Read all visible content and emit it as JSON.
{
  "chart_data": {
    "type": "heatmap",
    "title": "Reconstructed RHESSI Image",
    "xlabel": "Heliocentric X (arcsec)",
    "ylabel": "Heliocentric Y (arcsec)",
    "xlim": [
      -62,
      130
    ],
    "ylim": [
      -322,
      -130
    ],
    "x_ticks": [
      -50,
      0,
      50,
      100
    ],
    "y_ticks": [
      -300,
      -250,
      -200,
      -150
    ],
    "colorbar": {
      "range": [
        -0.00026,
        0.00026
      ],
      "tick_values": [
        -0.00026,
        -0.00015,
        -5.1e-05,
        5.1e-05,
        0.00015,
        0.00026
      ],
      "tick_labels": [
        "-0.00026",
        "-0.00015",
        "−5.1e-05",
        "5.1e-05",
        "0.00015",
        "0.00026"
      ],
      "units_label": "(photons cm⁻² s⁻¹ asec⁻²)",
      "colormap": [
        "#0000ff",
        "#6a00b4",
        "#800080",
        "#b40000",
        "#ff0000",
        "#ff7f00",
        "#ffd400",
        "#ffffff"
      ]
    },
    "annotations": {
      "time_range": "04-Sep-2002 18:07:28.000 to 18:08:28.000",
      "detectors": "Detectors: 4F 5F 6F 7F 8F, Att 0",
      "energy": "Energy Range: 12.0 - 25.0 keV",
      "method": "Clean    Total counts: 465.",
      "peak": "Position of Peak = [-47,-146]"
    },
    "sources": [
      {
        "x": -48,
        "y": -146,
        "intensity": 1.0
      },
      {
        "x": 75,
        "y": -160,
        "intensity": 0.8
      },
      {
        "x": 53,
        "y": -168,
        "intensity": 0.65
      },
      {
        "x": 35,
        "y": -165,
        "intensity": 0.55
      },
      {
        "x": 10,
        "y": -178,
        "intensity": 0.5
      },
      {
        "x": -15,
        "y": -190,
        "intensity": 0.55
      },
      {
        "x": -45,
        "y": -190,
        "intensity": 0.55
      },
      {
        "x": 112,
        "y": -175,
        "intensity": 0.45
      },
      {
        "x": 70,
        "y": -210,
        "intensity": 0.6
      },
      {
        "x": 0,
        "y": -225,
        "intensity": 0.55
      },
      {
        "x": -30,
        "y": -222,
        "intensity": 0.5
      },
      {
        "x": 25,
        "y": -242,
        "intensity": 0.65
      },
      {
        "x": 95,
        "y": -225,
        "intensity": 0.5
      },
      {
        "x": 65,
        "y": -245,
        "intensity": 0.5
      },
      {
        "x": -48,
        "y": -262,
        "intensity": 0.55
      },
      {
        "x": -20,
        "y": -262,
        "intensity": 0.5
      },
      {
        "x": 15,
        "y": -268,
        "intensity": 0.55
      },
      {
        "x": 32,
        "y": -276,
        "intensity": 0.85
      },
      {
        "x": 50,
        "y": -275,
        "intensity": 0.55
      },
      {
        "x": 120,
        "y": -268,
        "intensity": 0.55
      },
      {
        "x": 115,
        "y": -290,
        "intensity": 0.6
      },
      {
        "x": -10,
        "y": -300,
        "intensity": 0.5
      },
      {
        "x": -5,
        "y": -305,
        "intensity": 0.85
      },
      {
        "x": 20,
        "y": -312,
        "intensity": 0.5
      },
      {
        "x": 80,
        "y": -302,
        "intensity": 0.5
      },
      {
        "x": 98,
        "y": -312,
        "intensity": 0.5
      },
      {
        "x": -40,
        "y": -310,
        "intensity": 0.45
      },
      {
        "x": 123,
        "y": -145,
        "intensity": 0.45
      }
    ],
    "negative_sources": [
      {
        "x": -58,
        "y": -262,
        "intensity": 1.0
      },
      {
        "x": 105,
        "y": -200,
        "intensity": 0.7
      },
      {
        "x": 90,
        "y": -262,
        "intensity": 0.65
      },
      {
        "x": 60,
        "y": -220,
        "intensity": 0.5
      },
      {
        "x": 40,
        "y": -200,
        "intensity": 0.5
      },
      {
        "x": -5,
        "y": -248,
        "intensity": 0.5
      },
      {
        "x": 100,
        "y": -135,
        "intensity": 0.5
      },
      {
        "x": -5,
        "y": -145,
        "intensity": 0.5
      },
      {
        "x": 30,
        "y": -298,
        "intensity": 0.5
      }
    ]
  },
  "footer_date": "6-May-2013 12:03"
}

* TASK GOAL: Look through the material and say how many lines hold "arcsec". Give the number only.

* WRITTEN RESPONSE: 2